## Start

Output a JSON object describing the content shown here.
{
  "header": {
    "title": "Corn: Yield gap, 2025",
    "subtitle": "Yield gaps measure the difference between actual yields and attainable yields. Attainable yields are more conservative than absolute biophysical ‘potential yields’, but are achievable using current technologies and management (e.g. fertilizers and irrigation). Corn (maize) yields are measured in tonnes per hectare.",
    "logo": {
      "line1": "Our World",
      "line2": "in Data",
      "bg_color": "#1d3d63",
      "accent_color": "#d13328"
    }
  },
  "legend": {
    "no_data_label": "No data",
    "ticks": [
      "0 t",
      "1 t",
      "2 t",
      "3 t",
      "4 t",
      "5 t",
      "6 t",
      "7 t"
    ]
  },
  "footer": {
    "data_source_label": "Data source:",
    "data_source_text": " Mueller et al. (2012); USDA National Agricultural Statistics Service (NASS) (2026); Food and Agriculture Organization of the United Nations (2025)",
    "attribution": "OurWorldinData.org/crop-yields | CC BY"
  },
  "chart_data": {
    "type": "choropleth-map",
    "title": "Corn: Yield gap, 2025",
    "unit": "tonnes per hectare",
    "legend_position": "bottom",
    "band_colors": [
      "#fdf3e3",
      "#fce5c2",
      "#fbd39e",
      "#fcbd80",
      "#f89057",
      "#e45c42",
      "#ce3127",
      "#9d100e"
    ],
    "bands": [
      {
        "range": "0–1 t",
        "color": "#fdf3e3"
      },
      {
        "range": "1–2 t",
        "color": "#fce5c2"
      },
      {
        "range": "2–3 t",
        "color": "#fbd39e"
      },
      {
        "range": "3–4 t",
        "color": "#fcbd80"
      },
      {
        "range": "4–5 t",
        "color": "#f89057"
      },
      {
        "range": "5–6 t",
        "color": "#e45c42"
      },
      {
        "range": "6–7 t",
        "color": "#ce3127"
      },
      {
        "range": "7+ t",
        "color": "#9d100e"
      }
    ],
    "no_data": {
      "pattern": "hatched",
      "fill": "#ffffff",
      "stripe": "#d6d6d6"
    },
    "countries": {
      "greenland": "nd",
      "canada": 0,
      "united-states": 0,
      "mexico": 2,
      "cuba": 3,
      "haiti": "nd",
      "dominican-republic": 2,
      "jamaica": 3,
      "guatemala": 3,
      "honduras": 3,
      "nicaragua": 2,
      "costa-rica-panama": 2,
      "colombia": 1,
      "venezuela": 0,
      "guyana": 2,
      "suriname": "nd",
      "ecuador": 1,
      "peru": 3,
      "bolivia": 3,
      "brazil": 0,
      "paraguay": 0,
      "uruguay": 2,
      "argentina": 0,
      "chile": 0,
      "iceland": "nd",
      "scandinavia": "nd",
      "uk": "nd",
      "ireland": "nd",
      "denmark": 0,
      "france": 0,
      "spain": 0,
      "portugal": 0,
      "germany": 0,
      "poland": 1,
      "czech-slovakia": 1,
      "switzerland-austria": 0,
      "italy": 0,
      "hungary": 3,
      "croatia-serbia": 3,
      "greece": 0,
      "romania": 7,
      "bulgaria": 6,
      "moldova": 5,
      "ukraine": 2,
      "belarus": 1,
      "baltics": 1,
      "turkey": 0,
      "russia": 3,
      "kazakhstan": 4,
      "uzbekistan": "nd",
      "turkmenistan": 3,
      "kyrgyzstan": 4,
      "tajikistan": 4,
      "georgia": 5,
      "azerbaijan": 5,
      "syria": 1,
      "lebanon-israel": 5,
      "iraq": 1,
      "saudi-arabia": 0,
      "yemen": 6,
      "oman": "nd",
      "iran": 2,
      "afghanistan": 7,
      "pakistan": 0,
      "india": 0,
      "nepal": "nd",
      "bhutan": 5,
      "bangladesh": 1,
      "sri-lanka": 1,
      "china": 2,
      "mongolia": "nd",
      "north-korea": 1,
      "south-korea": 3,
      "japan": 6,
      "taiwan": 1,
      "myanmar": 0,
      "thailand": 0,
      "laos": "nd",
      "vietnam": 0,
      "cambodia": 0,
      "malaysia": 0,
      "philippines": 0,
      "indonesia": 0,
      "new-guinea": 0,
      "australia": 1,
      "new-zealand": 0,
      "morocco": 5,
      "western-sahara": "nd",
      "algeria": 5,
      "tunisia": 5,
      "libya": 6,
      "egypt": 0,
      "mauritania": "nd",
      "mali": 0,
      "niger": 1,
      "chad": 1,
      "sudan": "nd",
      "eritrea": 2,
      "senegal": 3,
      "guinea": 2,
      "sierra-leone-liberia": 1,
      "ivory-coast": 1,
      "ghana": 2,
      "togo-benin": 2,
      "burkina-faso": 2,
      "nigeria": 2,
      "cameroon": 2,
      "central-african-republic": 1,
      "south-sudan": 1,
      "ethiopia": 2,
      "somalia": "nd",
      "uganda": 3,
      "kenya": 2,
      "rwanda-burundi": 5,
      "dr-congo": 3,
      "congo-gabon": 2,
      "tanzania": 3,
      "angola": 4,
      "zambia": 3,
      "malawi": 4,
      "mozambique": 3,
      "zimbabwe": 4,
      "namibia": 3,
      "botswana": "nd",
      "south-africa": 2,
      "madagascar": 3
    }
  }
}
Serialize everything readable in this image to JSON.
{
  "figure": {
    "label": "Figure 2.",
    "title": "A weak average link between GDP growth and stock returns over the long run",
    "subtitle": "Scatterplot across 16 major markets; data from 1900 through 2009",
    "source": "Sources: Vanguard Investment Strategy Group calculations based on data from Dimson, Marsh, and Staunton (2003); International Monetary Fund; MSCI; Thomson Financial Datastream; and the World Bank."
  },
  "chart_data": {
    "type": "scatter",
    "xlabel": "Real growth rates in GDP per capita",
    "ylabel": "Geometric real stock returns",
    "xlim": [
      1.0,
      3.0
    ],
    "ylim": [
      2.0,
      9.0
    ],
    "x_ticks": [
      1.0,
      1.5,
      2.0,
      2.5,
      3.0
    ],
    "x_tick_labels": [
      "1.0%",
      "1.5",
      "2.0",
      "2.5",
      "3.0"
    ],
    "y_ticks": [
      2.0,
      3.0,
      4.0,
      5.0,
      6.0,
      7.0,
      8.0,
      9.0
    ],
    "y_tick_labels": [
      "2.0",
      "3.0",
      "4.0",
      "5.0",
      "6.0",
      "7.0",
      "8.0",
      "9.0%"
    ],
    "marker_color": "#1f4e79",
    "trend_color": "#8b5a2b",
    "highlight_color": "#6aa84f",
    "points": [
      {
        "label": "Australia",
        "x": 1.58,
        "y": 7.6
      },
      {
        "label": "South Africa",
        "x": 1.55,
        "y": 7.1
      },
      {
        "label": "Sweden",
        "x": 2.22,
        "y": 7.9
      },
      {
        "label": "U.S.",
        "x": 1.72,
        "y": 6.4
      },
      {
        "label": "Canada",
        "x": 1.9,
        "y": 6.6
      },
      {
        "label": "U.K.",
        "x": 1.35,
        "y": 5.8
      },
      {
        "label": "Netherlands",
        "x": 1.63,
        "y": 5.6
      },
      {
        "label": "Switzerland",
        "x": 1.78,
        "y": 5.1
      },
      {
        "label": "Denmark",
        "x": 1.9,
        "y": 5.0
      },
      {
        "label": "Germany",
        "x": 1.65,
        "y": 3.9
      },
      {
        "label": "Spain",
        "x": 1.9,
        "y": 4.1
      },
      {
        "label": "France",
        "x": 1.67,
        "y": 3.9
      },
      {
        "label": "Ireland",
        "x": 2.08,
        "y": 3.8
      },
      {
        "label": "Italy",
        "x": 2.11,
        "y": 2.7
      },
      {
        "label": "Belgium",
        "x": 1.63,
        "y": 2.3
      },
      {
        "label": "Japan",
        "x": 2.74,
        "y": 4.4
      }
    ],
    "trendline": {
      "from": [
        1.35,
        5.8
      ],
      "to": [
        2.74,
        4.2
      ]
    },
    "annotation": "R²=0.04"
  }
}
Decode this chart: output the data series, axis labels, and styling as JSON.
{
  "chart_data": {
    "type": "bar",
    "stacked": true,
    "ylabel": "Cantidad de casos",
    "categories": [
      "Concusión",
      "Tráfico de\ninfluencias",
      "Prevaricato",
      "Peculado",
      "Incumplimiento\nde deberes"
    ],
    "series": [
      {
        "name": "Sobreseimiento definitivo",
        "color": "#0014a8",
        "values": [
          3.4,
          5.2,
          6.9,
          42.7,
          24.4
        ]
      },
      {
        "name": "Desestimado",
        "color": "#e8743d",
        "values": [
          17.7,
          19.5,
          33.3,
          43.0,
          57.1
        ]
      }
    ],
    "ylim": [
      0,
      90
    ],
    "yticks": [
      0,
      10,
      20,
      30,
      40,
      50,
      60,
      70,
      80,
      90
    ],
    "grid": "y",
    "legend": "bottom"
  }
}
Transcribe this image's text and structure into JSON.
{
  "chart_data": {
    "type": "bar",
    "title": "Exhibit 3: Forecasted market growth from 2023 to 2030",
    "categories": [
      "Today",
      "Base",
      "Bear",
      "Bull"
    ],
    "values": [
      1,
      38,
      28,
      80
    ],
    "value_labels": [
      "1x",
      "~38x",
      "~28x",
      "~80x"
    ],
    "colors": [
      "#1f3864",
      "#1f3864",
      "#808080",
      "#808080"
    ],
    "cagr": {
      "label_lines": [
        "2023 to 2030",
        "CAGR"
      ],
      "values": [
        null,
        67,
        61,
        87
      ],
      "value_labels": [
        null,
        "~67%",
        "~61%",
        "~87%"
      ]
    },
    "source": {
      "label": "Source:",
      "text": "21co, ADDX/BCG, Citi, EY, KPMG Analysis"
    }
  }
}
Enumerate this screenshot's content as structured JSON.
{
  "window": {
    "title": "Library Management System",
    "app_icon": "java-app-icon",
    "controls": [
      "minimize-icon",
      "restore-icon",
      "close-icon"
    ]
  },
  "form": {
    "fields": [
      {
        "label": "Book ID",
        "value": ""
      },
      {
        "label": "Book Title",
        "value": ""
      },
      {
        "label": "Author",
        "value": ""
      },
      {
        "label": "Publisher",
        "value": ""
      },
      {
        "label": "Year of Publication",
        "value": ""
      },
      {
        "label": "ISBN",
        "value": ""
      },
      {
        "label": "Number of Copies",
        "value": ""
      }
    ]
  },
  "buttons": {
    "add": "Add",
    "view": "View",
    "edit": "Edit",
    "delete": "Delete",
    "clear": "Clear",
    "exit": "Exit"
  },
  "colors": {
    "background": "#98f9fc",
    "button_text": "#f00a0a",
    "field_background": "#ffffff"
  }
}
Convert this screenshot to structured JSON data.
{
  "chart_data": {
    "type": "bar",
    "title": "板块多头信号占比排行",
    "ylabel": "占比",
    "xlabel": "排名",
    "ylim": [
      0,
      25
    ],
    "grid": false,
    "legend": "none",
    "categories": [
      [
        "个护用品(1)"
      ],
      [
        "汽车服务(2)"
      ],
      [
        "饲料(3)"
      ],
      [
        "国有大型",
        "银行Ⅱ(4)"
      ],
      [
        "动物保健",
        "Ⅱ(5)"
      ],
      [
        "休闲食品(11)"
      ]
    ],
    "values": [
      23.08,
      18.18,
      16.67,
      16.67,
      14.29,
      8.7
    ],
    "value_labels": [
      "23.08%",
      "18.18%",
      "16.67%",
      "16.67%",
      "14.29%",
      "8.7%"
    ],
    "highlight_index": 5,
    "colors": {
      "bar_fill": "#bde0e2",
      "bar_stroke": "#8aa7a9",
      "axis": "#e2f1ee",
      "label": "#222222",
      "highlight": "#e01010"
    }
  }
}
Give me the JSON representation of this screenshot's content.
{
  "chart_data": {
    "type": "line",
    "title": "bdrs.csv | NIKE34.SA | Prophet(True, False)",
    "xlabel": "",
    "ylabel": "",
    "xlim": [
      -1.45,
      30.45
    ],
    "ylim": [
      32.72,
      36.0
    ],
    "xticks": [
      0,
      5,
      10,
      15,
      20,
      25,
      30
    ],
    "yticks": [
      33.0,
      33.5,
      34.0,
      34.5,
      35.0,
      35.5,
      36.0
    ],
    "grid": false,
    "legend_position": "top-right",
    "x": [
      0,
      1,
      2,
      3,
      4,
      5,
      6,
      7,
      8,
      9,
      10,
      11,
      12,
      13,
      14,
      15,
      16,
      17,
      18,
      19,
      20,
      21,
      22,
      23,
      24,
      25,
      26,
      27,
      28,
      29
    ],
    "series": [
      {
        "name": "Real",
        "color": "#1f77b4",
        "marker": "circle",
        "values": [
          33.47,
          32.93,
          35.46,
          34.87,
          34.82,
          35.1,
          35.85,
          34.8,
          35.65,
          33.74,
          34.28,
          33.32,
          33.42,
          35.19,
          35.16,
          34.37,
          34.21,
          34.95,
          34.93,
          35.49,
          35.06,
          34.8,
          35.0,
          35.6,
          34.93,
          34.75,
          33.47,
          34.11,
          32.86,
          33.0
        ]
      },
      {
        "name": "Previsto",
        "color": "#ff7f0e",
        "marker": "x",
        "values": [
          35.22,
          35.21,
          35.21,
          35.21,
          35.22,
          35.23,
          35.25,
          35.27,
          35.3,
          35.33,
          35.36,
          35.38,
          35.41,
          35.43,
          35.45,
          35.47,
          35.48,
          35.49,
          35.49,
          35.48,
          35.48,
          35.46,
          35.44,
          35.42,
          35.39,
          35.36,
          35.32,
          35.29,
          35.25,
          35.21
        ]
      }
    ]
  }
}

## End

OBJECTIVE: Each line in the data that holds the string "hectare" should be found and copied.

RESULT OF THE TASK:
    "subtitle": "Yield gaps measure the difference between actual yields and attainable yields. Attainable yields are more conservative than absolute biophysical ‘potential yields’, but are achievable using current technologies and management (e.g. fertilizers and irrigation). Corn (maize) yields are measured in tonnes per hectare.",
    "unit": "tonnes per hectare",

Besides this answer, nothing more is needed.